═══ Supplied records

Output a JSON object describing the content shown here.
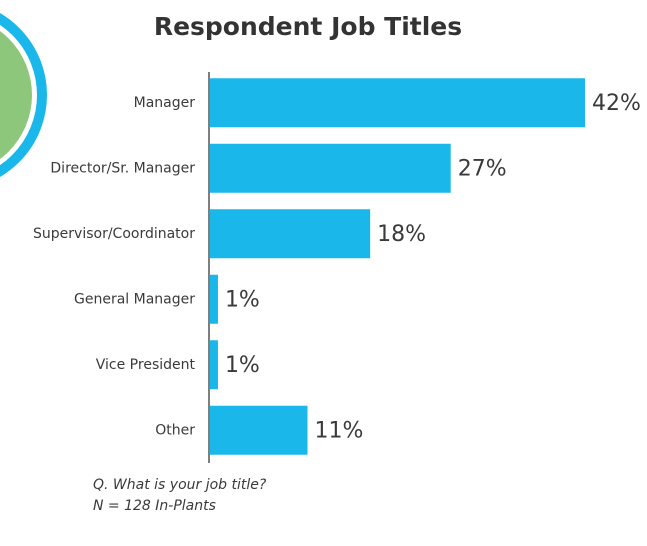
{
  "chart_data": {
    "type": "bar",
    "orientation": "horizontal",
    "title": "Respondent Job Titles",
    "categories": [
      "Manager",
      "Director/Sr. Manager",
      "Supervisor/Coordinator",
      "General Manager",
      "Vice President",
      "Other"
    ],
    "values": [
      42,
      27,
      18,
      1,
      1,
      11
    ],
    "value_labels": [
      "42%",
      "27%",
      "18%",
      "1%",
      "1%",
      "11%"
    ],
    "color": "#1ab7ea",
    "notes": [
      "Q. What is your job title?",
      "N = 128 In-Plants"
    ]
  }
}
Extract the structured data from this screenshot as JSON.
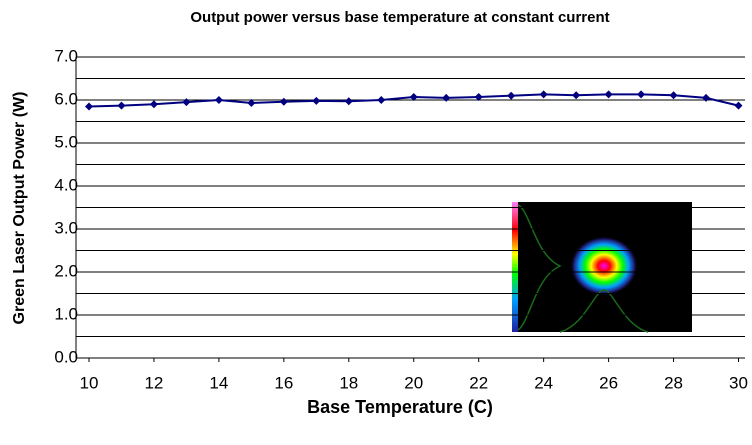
{
  "chart_data": {
    "type": "line",
    "title": "Output power versus base temperature at constant current",
    "x_label": "Base Temperature (C)",
    "y_label": "Green Laser Output Power (W)",
    "x": [
      10,
      11,
      12,
      13,
      14,
      15,
      16,
      17,
      18,
      19,
      20,
      21,
      22,
      23,
      24,
      25,
      26,
      27,
      28,
      29,
      30
    ],
    "series": [
      {
        "color": "#000080",
        "values": [
          5.85,
          5.87,
          5.9,
          5.95,
          6.0,
          5.93,
          5.96,
          5.98,
          5.97,
          6.0,
          6.07,
          6.05,
          6.07,
          6.1,
          6.13,
          6.11,
          6.13,
          6.13,
          6.11,
          6.05,
          5.87
        ]
      }
    ],
    "xlim": [
      9.6,
      30.2
    ],
    "xticks": [
      10,
      12,
      14,
      16,
      18,
      20,
      22,
      24,
      26,
      28,
      30
    ],
    "ylim": [
      0,
      7
    ],
    "yticks": [
      {
        "value": 0,
        "label": "0.0"
      },
      {
        "value": 1,
        "label": "1.0"
      },
      {
        "value": 2,
        "label": "2.0"
      },
      {
        "value": 3,
        "label": "3.0"
      },
      {
        "value": 4,
        "label": "4.0"
      },
      {
        "value": 5,
        "label": "5.0"
      },
      {
        "value": 6,
        "label": "6.0"
      },
      {
        "value": 7,
        "label": "7.0"
      }
    ],
    "minor_yticks": [
      0.5,
      1.5,
      2.5,
      3.5,
      4.5,
      5.5,
      6.5
    ],
    "grid": true
  }
}
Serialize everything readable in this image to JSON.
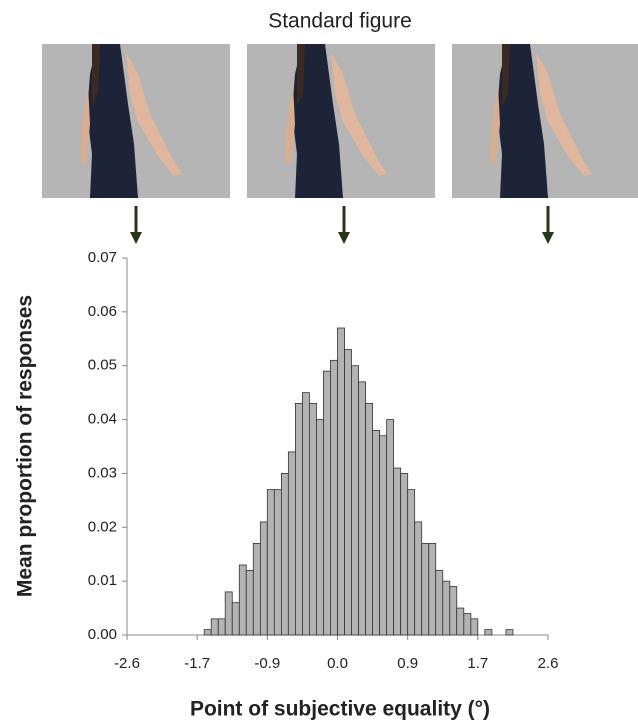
{
  "chart_data": {
    "type": "histogram",
    "title": "Standard figure",
    "xlabel": "Point of subjective equality (°)",
    "ylabel": "Mean proportion of responses",
    "color": "#b3b3b3",
    "bins": [
      -2.6,
      -2.513,
      -2.427,
      -2.34,
      -2.253,
      -2.167,
      -2.08,
      -1.993,
      -1.907,
      -1.82,
      -1.733,
      -1.647,
      -1.56,
      -1.473,
      -1.387,
      -1.3,
      -1.213,
      -1.127,
      -1.04,
      -0.953,
      -0.867,
      -0.78,
      -0.693,
      -0.607,
      -0.52,
      -0.433,
      -0.347,
      -0.26,
      -0.173,
      -0.087,
      0,
      0.087,
      0.173,
      0.26,
      0.347,
      0.433,
      0.52,
      0.607,
      0.693,
      0.78,
      0.867,
      0.953,
      1.04,
      1.127,
      1.213,
      1.3,
      1.387,
      1.473,
      1.56,
      1.647,
      1.733,
      1.82,
      1.907,
      1.993,
      2.08,
      2.167,
      2.253,
      2.34,
      2.427,
      2.513,
      2.6
    ],
    "values": [
      0,
      0,
      0,
      0,
      0,
      0,
      0,
      0,
      0,
      0,
      0,
      0.001,
      0.003,
      0.003,
      0.008,
      0.006,
      0.013,
      0.012,
      0.017,
      0.021,
      0.027,
      0.027,
      0.03,
      0.034,
      0.043,
      0.045,
      0.043,
      0.04,
      0.049,
      0.051,
      0.057,
      0.053,
      0.05,
      0.047,
      0.043,
      0.038,
      0.037,
      0.04,
      0.031,
      0.03,
      0.027,
      0.021,
      0.017,
      0.017,
      0.012,
      0.01,
      0.009,
      0.005,
      0.004,
      0.003,
      0,
      0.001,
      0,
      0,
      0.001,
      0,
      0,
      0,
      0,
      0
    ],
    "xlim": [
      -2.6,
      2.6
    ],
    "xticks": [
      -2.6,
      {
        "value": -1.733,
        "label": "-1.7"
      },
      {
        "value": -0.867,
        "label": "-0.9"
      },
      {
        "value": 0,
        "label": "0.0"
      },
      {
        "value": 0.867,
        "label": "0.9"
      },
      {
        "value": 1.733,
        "label": "1.7"
      },
      2.6
    ],
    "ylim": [
      0,
      0.07
    ],
    "yticks": [
      {
        "value": 0,
        "label": "0.00"
      },
      0.01,
      0.02,
      0.03,
      0.04,
      0.05,
      0.06,
      0.07
    ]
  }
}
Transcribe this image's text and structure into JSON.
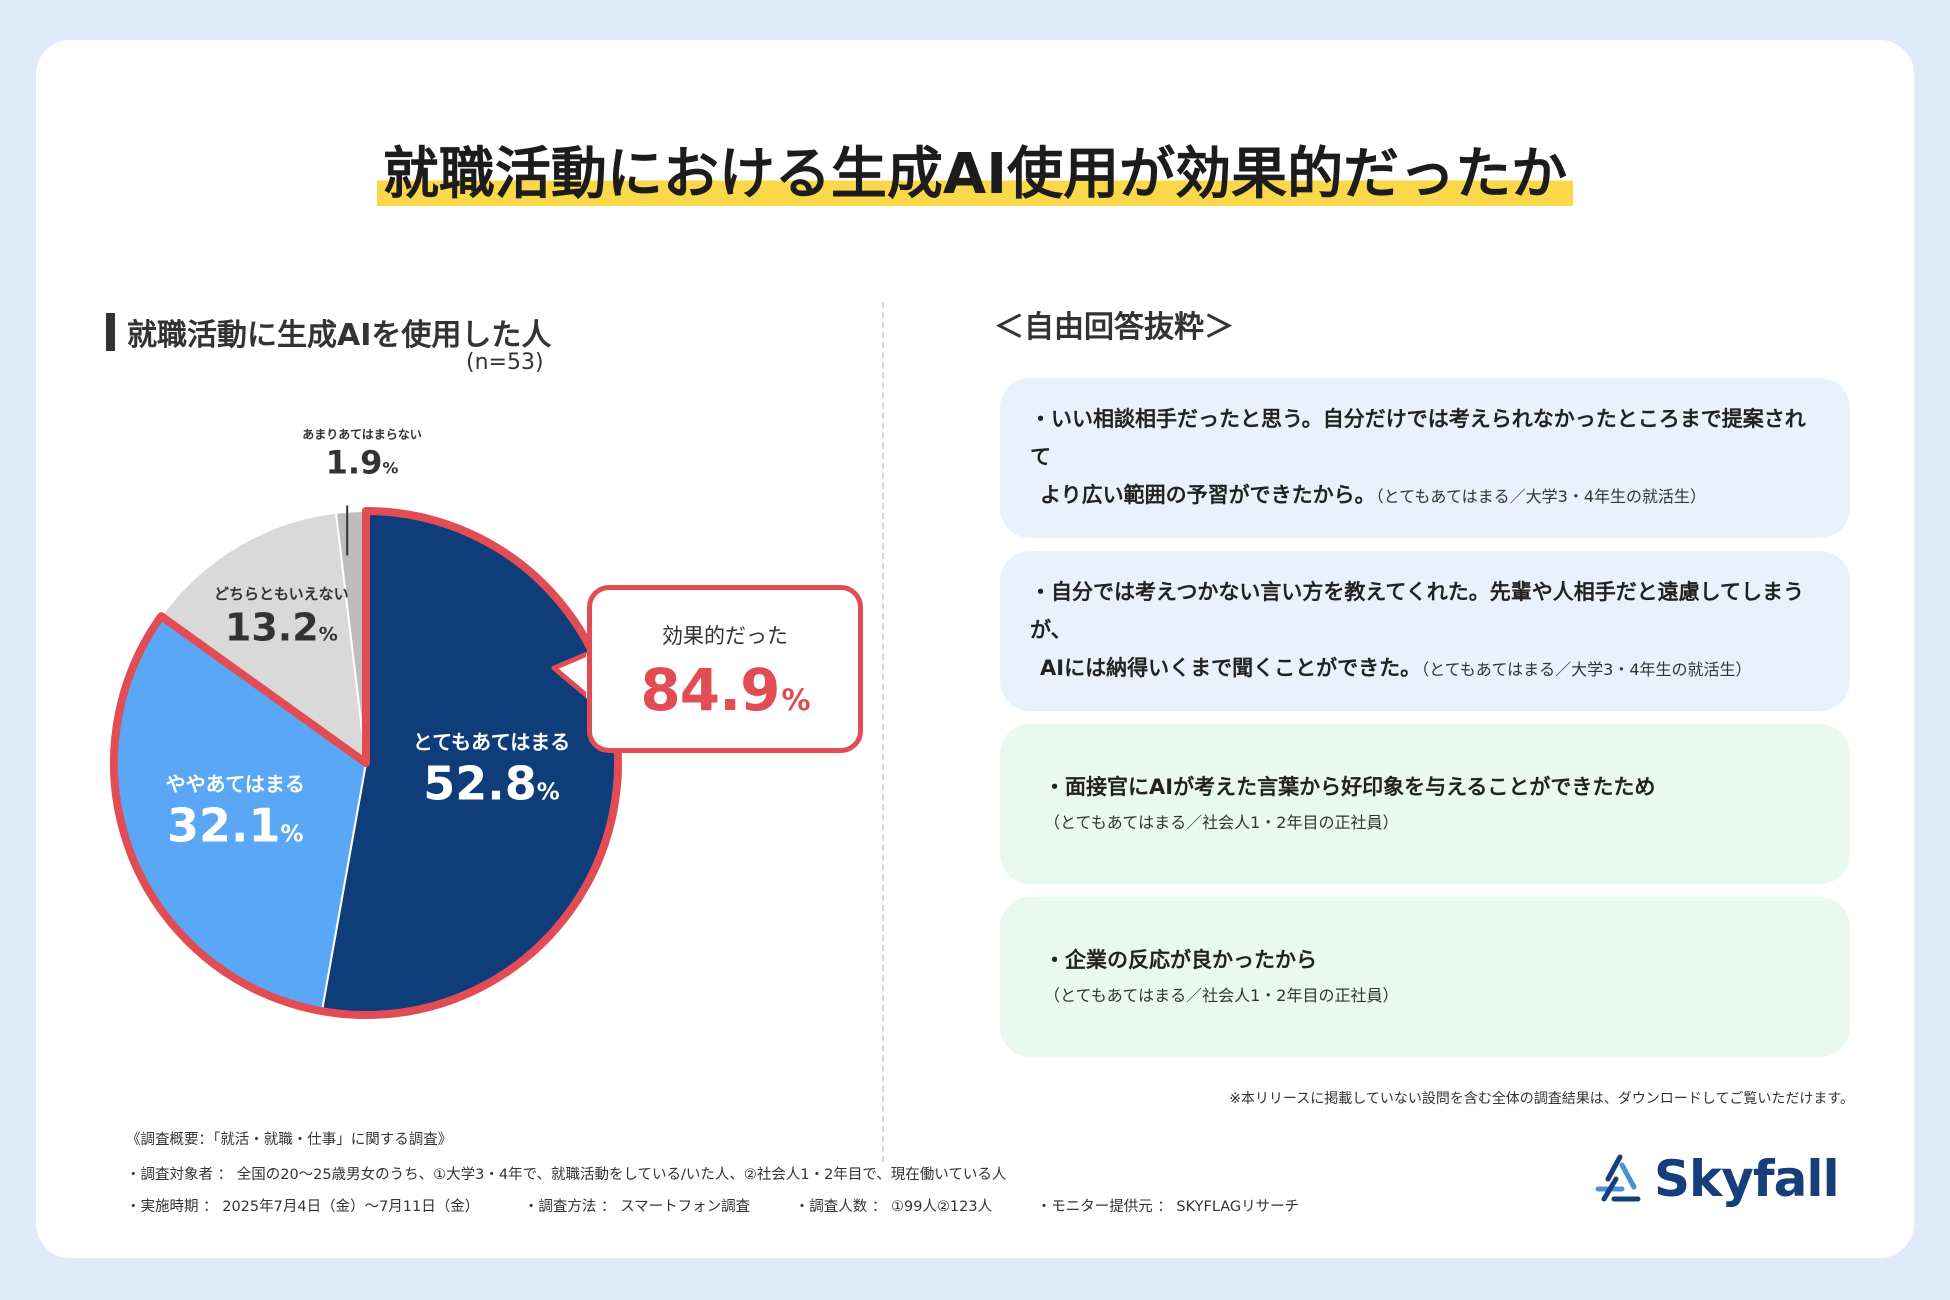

══════

▸ Stated goal: Reproduce the whole listing word for word, setting aside any pictures.

▸ Solution to this task:
Output a JSON object describing the content shown here.
{
  "chart_data": {
    "type": "bar",
    "orientation": "horizontal",
    "title": "Respondent Job Titles",
    "categories": [
      "Manager",
      "Director/Sr. Manager",
      "Supervisor/Coordinator",
      "General Manager",
      "Vice President",
      "Other"
    ],
    "values": [
      42,
      27,
      18,
      1,
      1,
      11
    ],
    "value_labels": [
      "42%",
      "27%",
      "18%",
      "1%",
      "1%",
      "11%"
    ],
    "color": "#1ab7ea",
    "notes": [
      "Q. What is your job title?",
      "N = 128 In-Plants"
    ]
  }
}
Extract the structured data from this screenshot as JSON.
{
  "chart_data": {
    "type": "line",
    "title": "Output power versus base temperature at constant current",
    "x_label": "Base Temperature (C)",
    "y_label": "Green Laser Output Power (W)",
    "x": [
      10,
      11,
      12,
      13,
      14,
      15,
      16,
      17,
      18,
      19,
      20,
      21,
      22,
      23,
      24,
      25,
      26,
      27,
      28,
      29,
      30
    ],
    "series": [
      {
        "color": "#000080",
        "values": [
          5.85,
          5.87,
          5.9,
          5.95,
          6.0,
          5.93,
          5.96,
          5.98,
          5.97,
          6.0,
          6.07,
          6.05,
          6.07,
          6.1,
          6.13,
          6.11,
          6.13,
          6.13,
          6.11,
          6.05,
          5.87
        ]
      }
    ],
    "xlim": [
      9.6,
      30.2
    ],
    "xticks": [
      10,
      12,
      14,
      16,
      18,
      20,
      22,
      24,
      26,
      28,
      30
    ],
    "ylim": [
      0,
      7
    ],
    "yticks": [
      {
        "value": 0,
        "label": "0.0"
      },
      {
        "value": 1,
        "label": "1.0"
      },
      {
        "value": 2,
        "label": "2.0"
      },
      {
        "value": 3,
        "label": "3.0"
      },
      {
        "value": 4,
        "label": "4.0"
      },
      {
        "value": 5,
        "label": "5.0"
      },
      {
        "value": 6,
        "label": "6.0"
      },
      {
        "value": 7,
        "label": "7.0"
      }
    ],
    "minor_yticks": [
      0.5,
      1.5,
      2.5,
      3.5,
      4.5,
      5.5,
      6.5
    ],
    "grid": true
  }
}
Serialize everything readable in this image to JSON.
{
  "chart_data": {
    "type": "histogram",
    "title": "Standard figure",
    "xlabel": "Point of subjective equality (°)",
    "ylabel": "Mean proportion of responses",
    "color": "#b3b3b3",
    "bins": [
      -2.6,
      -2.513,
      -2.427,
      -2.34,
      -2.253,
      -2.167,
      -2.08,
      -1.993,
      -1.907,
      -1.82,
      -1.733,
      -1.647,
      -1.56,
      -1.473,
      -1.387,
      -1.3,
      -1.213,
      -1.127,
      -1.04,
      -0.953,
      -0.867,
      -0.78,
      -0.693,
      -0.607,
      -0.52,
      -0.433,
      -0.347,
      -0.26,
      -0.173,
      -0.087,
      0,
      0.087,
      0.173,
      0.26,
      0.347,
      0.433,
      0.52,
      0.607,
      0.693,
      0.78,
      0.867,
      0.953,
      1.04,
      1.127,
      1.213,
      1.3,
      1.387,
      1.473,
      1.56,
      1.647,
      1.733,
      1.82,
      1.907,
      1.993,
      2.08,
      2.167,
      2.253,
      2.34,
      2.427,
      2.513,
      2.6
    ],
    "values": [
      0,
      0,
      0,
      0,
      0,
      0,
      0,
      0,
      0,
      0,
      0,
      0.001,
      0.003,
      0.003,
      0.008,
      0.006,
      0.013,
      0.012,
      0.017,
      0.021,
      0.027,
      0.027,
      0.03,
      0.034,
      0.043,
      0.045,
      0.043,
      0.04,
      0.049,
      0.051,
      0.057,
      0.053,
      0.05,
      0.047,
      0.043,
      0.038,
      0.037,
      0.04,
      0.031,
      0.03,
      0.027,
      0.021,
      0.017,
      0.017,
      0.012,
      0.01,
      0.009,
      0.005,
      0.004,
      0.003,
      0,
      0.001,
      0,
      0,
      0.001,
      0,
      0,
      0,
      0,
      0
    ],
    "xlim": [
      -2.6,
      2.6
    ],
    "xticks": [
      -2.6,
      {
        "value": -1.733,
        "label": "-1.7"
      },
      {
        "value": -0.867,
        "label": "-0.9"
      },
      {
        "value": 0,
        "label": "0.0"
      },
      {
        "value": 0.867,
        "label": "0.9"
      },
      {
        "value": 1.733,
        "label": "1.7"
      },
      2.6
    ],
    "ylim": [
      0,
      0.07
    ],
    "yticks": [
      {
        "value": 0,
        "label": "0.00"
      },
      0.01,
      0.02,
      0.03,
      0.04,
      0.05,
      0.06,
      0.07
    ]
  }
}
Transcribe this image's text and structure into JSON.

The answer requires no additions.